▶ [Entries taken from a collection]:
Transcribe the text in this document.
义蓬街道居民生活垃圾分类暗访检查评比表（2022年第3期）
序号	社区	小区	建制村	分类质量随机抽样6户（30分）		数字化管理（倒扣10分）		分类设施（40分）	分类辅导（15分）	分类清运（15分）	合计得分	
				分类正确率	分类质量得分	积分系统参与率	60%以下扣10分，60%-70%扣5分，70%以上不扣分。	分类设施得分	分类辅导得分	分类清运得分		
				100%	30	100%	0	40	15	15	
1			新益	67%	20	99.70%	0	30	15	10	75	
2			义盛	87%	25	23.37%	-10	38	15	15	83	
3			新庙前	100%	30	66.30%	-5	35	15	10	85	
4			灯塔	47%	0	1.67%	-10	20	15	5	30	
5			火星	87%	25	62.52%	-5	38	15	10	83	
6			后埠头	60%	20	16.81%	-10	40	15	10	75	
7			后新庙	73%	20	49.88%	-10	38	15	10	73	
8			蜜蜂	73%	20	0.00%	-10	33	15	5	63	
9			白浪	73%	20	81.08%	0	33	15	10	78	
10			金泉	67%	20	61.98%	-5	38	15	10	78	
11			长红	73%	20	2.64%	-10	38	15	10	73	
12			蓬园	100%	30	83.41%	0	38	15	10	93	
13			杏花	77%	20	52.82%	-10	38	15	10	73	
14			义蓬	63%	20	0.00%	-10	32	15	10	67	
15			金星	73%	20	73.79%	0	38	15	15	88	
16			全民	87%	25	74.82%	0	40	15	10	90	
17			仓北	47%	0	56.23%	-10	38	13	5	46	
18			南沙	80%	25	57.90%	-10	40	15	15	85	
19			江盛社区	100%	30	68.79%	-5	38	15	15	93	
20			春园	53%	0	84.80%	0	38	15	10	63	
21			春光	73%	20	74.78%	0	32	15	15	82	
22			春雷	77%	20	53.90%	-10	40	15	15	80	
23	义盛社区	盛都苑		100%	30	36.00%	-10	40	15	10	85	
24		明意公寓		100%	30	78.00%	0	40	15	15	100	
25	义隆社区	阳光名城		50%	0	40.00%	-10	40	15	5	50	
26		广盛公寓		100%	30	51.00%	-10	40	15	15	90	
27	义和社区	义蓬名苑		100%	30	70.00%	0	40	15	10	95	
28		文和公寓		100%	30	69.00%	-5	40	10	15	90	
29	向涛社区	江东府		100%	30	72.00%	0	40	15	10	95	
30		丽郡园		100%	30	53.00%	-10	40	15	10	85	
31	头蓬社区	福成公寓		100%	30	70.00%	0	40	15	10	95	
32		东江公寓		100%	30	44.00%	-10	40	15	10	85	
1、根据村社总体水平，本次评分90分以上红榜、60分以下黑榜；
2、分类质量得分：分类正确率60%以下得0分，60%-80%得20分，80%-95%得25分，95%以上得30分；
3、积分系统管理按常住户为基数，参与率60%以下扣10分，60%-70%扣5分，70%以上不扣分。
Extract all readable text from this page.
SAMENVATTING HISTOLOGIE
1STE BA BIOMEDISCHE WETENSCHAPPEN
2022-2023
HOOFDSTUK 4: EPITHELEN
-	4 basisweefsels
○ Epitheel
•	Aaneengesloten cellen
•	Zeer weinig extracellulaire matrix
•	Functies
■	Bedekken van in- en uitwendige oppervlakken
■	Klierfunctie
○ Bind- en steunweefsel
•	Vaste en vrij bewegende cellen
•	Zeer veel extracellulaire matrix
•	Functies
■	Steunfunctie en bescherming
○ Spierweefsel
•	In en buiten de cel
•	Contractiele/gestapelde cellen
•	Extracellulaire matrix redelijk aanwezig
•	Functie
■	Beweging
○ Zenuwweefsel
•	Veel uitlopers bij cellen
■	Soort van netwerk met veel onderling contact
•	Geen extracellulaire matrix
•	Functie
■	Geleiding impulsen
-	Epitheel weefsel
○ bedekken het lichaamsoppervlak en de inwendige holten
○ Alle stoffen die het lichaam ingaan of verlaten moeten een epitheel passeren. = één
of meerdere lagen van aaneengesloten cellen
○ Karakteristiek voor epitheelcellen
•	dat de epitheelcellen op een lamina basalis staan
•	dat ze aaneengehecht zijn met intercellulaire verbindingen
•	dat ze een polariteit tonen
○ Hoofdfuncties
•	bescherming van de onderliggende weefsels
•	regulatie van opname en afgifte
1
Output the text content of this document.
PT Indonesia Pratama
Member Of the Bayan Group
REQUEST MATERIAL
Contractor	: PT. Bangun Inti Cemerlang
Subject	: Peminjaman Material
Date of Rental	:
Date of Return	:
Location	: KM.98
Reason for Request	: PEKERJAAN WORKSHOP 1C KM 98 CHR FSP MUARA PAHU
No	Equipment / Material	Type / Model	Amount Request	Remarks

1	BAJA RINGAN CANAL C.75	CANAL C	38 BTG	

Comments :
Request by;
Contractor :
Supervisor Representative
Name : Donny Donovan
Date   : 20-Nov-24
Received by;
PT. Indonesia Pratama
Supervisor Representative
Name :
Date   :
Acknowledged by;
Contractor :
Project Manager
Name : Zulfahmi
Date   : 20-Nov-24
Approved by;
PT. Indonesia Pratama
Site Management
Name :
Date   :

▶ [Directive]: Once more, set down the full listing, verbatim.

▶ [Solution to the problem]:
Transcribe the text in this document.
义蓬街道居民生活垃圾分类暗访检查评比表（2022年第3期）
序号	社区	小区	建制村	分类质量随机抽样6户（30分）		数字化管理（倒扣10分）		分类设施（40分）	分类辅导（15分）	分类清运（15分）	合计得分	
				分类正确率	分类质量得分	积分系统参与率	60%以下扣10分，60%-70%扣5分，70%以上不扣分。	分类设施得分	分类辅导得分	分类清运得分		
				100%	30	100%	0	40	15	15	
1			新益	67%	20	99.70%	0	30	15	10	75	
2			义盛	87%	25	23.37%	-10	38	15	15	83	
3			新庙前	100%	30	66.30%	-5	35	15	10	85	
4			灯塔	47%	0	1.67%	-10	20	15	5	30	
5			火星	87%	25	62.52%	-5	38	15	10	83	
6			后埠头	60%	20	16.81%	-10	40	15	10	75	
7			后新庙	73%	20	49.88%	-10	38	15	10	73	
8			蜜蜂	73%	20	0.00%	-10	33	15	5	63	
9			白浪	73%	20	81.08%	0	33	15	10	78	
10			金泉	67%	20	61.98%	-5	38	15	10	78	
11			长红	73%	20	2.64%	-10	38	15	10	73	
12			蓬园	100%	30	83.41%	0	38	15	10	93	
13			杏花	77%	20	52.82%	-10	38	15	10	73	
14			义蓬	63%	20	0.00%	-10	32	15	10	67	
15			金星	73%	20	73.79%	0	38	15	15	88	
16			全民	87%	25	74.82%	0	40	15	10	90	
17			仓北	47%	0	56.23%	-10	38	13	5	46	
18			南沙	80%	25	57.90%	-10	40	15	15	85	
19			江盛社区	100%	30	68.79%	-5	38	15	15	93	
20			春园	53%	0	84.80%	0	38	15	10	63	
21			春光	73%	20	74.78%	0	32	15	15	82	
22			春雷	77%	20	53.90%	-10	40	15	15	80	
23	义盛社区	盛都苑		100%	30	36.00%	-10	40	15	10	85	
24		明意公寓		100%	30	78.00%	0	40	15	15	100	
25	义隆社区	阳光名城		50%	0	40.00%	-10	40	15	5	50	
26		广盛公寓		100%	30	51.00%	-10	40	15	15	90	
27	义和社区	义蓬名苑		100%	30	70.00%	0	40	15	10	95	
28		文和公寓		100%	30	69.00%	-5	40	10	15	90	
29	向涛社区	江东府		100%	30	72.00%	0	40	15	10	95	
30		丽郡园		100%	30	53.00%	-10	40	15	10	85	
31	头蓬社区	福成公寓		100%	30	70.00%	0	40	15	10	95	
32		东江公寓		100%	30	44.00%	-10	40	15	10	85	
1、根据村社总体水平，本次评分90分以上红榜、60分以下黑榜；
2、分类质量得分：分类正确率60%以下得0分，60%-80%得20分，80%-95%得25分，95%以上得30分；
3、积分系统管理按常住户为基数，参与率60%以下扣10分，60%-70%扣5分，70%以上不扣分。
Extract all readable text from this page.
SAMENVATTING HISTOLOGIE
1STE BA BIOMEDISCHE WETENSCHAPPEN
2022-2023
HOOFDSTUK 4: EPITHELEN
-	4 basisweefsels
○ Epitheel
•	Aaneengesloten cellen
•	Zeer weinig extracellulaire matrix
•	Functies
■	Bedekken van in- en uitwendige oppervlakken
■	Klierfunctie
○ Bind- en steunweefsel
•	Vaste en vrij bewegende cellen
•	Zeer veel extracellulaire matrix
•	Functies
■	Steunfunctie en bescherming
○ Spierweefsel
•	In en buiten de cel
•	Contractiele/gestapelde cellen
•	Extracellulaire matrix redelijk aanwezig
•	Functie
■	Beweging
○ Zenuwweefsel
•	Veel uitlopers bij cellen
■	Soort van netwerk met veel onderling contact
•	Geen extracellulaire matrix
•	Functie
■	Geleiding impulsen
-	Epitheel weefsel
○ bedekken het lichaamsoppervlak en de inwendige holten
○ Alle stoffen die het lichaam ingaan of verlaten moeten een epitheel passeren. = één
of meerdere lagen van aaneengesloten cellen
○ Karakteristiek voor epitheelcellen
•	dat de epitheelcellen op een lamina basalis staan
•	dat ze aaneengehecht zijn met intercellulaire verbindingen
•	dat ze een polariteit tonen
○ Hoofdfuncties
•	bescherming van de onderliggende weefsels
•	regulatie van opname en afgifte
1
Output the text content of this document.
PT Indonesia Pratama
Member Of the Bayan Group
REQUEST MATERIAL
Contractor	: PT. Bangun Inti Cemerlang
Subject	: Peminjaman Material
Date of Rental	:
Date of Return	:
Location	: KM.98
Reason for Request	: PEKERJAAN WORKSHOP 1C KM 98 CHR FSP MUARA PAHU
No	Equipment / Material	Type / Model	Amount Request	Remarks

1	BAJA RINGAN CANAL C.75	CANAL C	38 BTG	

Comments :
Request by;
Contractor :
Supervisor Representative
Name : Donny Donovan
Date   : 20-Nov-24
Received by;
PT. Indonesia Pratama
Supervisor Representative
Name :
Date   :
Acknowledged by;
Contractor :
Project Manager
Name : Zulfahmi
Date   : 20-Nov-24
Approved by;
PT. Indonesia Pratama
Site Management
Name :
Date   :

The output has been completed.